Extracts from a graphics dataset
####################
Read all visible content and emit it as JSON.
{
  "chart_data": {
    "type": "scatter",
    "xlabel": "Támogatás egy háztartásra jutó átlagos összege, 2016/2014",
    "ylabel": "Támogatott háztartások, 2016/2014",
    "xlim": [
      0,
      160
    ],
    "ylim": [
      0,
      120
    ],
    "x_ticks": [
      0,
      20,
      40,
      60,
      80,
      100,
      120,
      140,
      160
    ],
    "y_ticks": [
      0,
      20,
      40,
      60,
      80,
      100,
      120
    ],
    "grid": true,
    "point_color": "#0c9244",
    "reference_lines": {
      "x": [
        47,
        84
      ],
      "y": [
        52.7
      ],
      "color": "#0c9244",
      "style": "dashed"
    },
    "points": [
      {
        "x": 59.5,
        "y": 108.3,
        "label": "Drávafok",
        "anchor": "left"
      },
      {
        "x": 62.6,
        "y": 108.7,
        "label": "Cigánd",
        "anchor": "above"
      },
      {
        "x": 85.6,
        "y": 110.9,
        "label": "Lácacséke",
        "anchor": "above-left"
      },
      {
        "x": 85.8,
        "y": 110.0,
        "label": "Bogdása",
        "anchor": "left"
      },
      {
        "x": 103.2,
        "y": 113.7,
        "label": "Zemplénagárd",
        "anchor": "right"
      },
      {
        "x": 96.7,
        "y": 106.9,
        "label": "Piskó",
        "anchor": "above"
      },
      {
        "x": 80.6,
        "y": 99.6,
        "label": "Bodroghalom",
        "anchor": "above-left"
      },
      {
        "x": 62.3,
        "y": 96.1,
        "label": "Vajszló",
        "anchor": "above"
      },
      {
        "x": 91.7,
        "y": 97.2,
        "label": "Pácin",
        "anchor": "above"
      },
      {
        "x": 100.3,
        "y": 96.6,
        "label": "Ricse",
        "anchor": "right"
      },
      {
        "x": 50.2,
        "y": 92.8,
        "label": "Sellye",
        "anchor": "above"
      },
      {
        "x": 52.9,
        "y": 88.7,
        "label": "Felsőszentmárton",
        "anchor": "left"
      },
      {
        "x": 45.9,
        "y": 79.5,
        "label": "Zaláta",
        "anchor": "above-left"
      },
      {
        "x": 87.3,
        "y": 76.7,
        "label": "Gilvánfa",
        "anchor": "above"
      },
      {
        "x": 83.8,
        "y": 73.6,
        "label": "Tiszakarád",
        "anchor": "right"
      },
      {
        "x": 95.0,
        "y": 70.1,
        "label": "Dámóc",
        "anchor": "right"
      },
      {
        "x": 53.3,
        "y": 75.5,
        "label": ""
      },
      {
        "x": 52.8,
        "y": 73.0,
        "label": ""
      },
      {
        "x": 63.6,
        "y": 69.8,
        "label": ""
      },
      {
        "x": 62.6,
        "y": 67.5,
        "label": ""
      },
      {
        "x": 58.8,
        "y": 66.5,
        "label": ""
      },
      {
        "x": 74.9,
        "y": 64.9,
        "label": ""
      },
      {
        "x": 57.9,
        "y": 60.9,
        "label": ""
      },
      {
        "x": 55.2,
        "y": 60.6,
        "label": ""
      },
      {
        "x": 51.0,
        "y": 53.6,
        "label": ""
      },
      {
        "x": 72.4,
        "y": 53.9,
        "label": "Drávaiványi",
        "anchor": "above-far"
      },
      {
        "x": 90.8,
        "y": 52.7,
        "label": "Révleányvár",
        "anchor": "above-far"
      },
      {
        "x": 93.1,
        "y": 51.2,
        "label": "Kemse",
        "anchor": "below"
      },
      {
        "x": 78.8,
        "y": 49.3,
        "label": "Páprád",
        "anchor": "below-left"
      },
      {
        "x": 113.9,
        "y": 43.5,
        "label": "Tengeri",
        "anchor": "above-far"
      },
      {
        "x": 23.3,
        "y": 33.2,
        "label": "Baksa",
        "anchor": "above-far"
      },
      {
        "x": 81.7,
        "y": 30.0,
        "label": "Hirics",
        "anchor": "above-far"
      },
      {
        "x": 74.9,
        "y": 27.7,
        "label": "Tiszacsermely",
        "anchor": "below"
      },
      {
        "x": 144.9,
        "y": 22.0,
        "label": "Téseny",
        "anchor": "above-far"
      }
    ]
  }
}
####################
### [EXERCISE DETAILS]
Write out all the data again, exactly as it appears.

### [CORRECT OUTPUT]
Read all visible content and emit it as JSON.
{
  "chart_data": {
    "type": "scatter",
    "xlabel": "Támogatás egy háztartásra jutó átlagos összege, 2016/2014",
    "ylabel": "Támogatott háztartások, 2016/2014",
    "xlim": [
      0,
      160
    ],
    "ylim": [
      0,
      120
    ],
    "x_ticks": [
      0,
      20,
      40,
      60,
      80,
      100,
      120,
      140,
      160
    ],
    "y_ticks": [
      0,
      20,
      40,
      60,
      80,
      100,
      120
    ],
    "grid": true,
    "point_color": "#0c9244",
    "reference_lines": {
      "x": [
        47,
        84
      ],
      "y": [
        52.7
      ],
      "color": "#0c9244",
      "style": "dashed"
    },
    "points": [
      {
        "x": 59.5,
        "y": 108.3,
        "label": "Drávafok",
        "anchor": "left"
      },
      {
        "x": 62.6,
        "y": 108.7,
        "label": "Cigánd",
        "anchor": "above"
      },
      {
        "x": 85.6,
        "y": 110.9,
        "label": "Lácacséke",
        "anchor": "above-left"
      },
      {
        "x": 85.8,
        "y": 110.0,
        "label": "Bogdása",
        "anchor": "left"
      },
      {
        "x": 103.2,
        "y": 113.7,
        "label": "Zemplénagárd",
        "anchor": "right"
      },
      {
        "x": 96.7,
        "y": 106.9,
        "label": "Piskó",
        "anchor": "above"
      },
      {
        "x": 80.6,
        "y": 99.6,
        "label": "Bodroghalom",
        "anchor": "above-left"
      },
      {
        "x": 62.3,
        "y": 96.1,
        "label": "Vajszló",
        "anchor": "above"
      },
      {
        "x": 91.7,
        "y": 97.2,
        "label": "Pácin",
        "anchor": "above"
      },
      {
        "x": 100.3,
        "y": 96.6,
        "label": "Ricse",
        "anchor": "right"
      },
      {
        "x": 50.2,
        "y": 92.8,
        "label": "Sellye",
        "anchor": "above"
      },
      {
        "x": 52.9,
        "y": 88.7,
        "label": "Felsőszentmárton",
        "anchor": "left"
      },
      {
        "x": 45.9,
        "y": 79.5,
        "label": "Zaláta",
        "anchor": "above-left"
      },
      {
        "x": 87.3,
        "y": 76.7,
        "label": "Gilvánfa",
        "anchor": "above"
      },
      {
        "x": 83.8,
        "y": 73.6,
        "label": "Tiszakarád",
        "anchor": "right"
      },
      {
        "x": 95.0,
        "y": 70.1,
        "label": "Dámóc",
        "anchor": "right"
      },
      {
        "x": 53.3,
        "y": 75.5,
        "label": ""
      },
      {
        "x": 52.8,
        "y": 73.0,
        "label": ""
      },
      {
        "x": 63.6,
        "y": 69.8,
        "label": ""
      },
      {
        "x": 62.6,
        "y": 67.5,
        "label": ""
      },
      {
        "x": 58.8,
        "y": 66.5,
        "label": ""
      },
      {
        "x": 74.9,
        "y": 64.9,
        "label": ""
      },
      {
        "x": 57.9,
        "y": 60.9,
        "label": ""
      },
      {
        "x": 55.2,
        "y": 60.6,
        "label": ""
      },
      {
        "x": 51.0,
        "y": 53.6,
        "label": ""
      },
      {
        "x": 72.4,
        "y": 53.9,
        "label": "Drávaiványi",
        "anchor": "above-far"
      },
      {
        "x": 90.8,
        "y": 52.7,
        "label": "Révleányvár",
        "anchor": "above-far"
      },
      {
        "x": 93.1,
        "y": 51.2,
        "label": "Kemse",
        "anchor": "below"
      },
      {
        "x": 78.8,
        "y": 49.3,
        "label": "Páprád",
        "anchor": "below-left"
      },
      {
        "x": 113.9,
        "y": 43.5,
        "label": "Tengeri",
        "anchor": "above-far"
      },
      {
        "x": 23.3,
        "y": 33.2,
        "label": "Baksa",
        "anchor": "above-far"
      },
      {
        "x": 81.7,
        "y": 30.0,
        "label": "Hirics",
        "anchor": "above-far"
      },
      {
        "x": 74.9,
        "y": 27.7,
        "label": "Tiszacsermely",
        "anchor": "below"
      },
      {
        "x": 144.9,
        "y": 22.0,
        "label": "Téseny",
        "anchor": "above-far"
      }
    ]
  }
}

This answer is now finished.